___ SOURCE DATA

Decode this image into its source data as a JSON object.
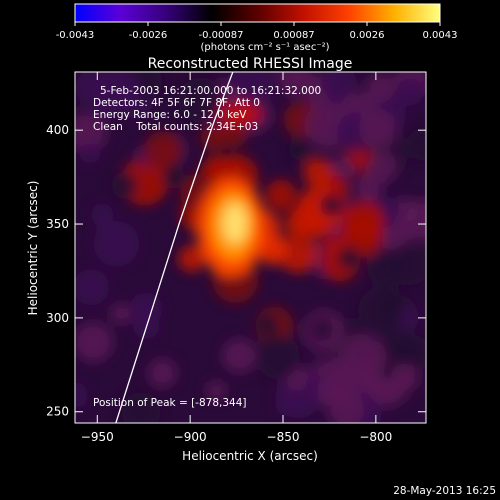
{
  "colorbar": {
    "ticks": [
      "-0.0043",
      "-0.0026",
      "-0.00087",
      "0.00087",
      "0.0026",
      "0.0043"
    ],
    "unit_label": "(photons cm⁻² s⁻¹ asec⁻²)",
    "colors": [
      "#0000ff",
      "#5b00d6",
      "#35007a",
      "#000000",
      "#5a0000",
      "#c01000",
      "#ff4000",
      "#ffb000",
      "#ffff80"
    ]
  },
  "annotations": {
    "time_range": "5-Feb-2003 16:21:00.000 to 16:21:32.000",
    "detectors": "Detectors: 4F 5F 6F 7F 8F, Att 0",
    "energy": "Energy Range: 6.0 - 12.0 keV",
    "algorithm": "Clean    Total counts: 2.34E+03",
    "peak": "Position of Peak = [-878,344]"
  },
  "footer": {
    "timestamp": "28-May-2013 16:25"
  },
  "chart_data": {
    "type": "heatmap",
    "title": "Reconstructed RHESSI Image",
    "xlabel": "Heliocentric X (arcsec)",
    "ylabel": "Heliocentric Y (arcsec)",
    "xlim": [
      -962,
      -773
    ],
    "ylim": [
      244,
      431
    ],
    "xticks": [
      -950,
      -900,
      -850,
      -800
    ],
    "yticks": [
      250,
      300,
      350,
      400
    ],
    "peak": {
      "x": -878,
      "y": 344
    },
    "limb": [
      [
        -940,
        244
      ],
      [
        -922,
        300
      ],
      [
        -906,
        350
      ],
      [
        -887,
        405
      ],
      [
        -877,
        431
      ]
    ]
  }
}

______

> **THE REQUEST**
Select the lines from the entries that include the word "Heliocentric".

> **WRITTEN RESPONSE**
    "xlabel": "Heliocentric X (arcsec)",
    "ylabel": "Heliocentric Y (arcsec)",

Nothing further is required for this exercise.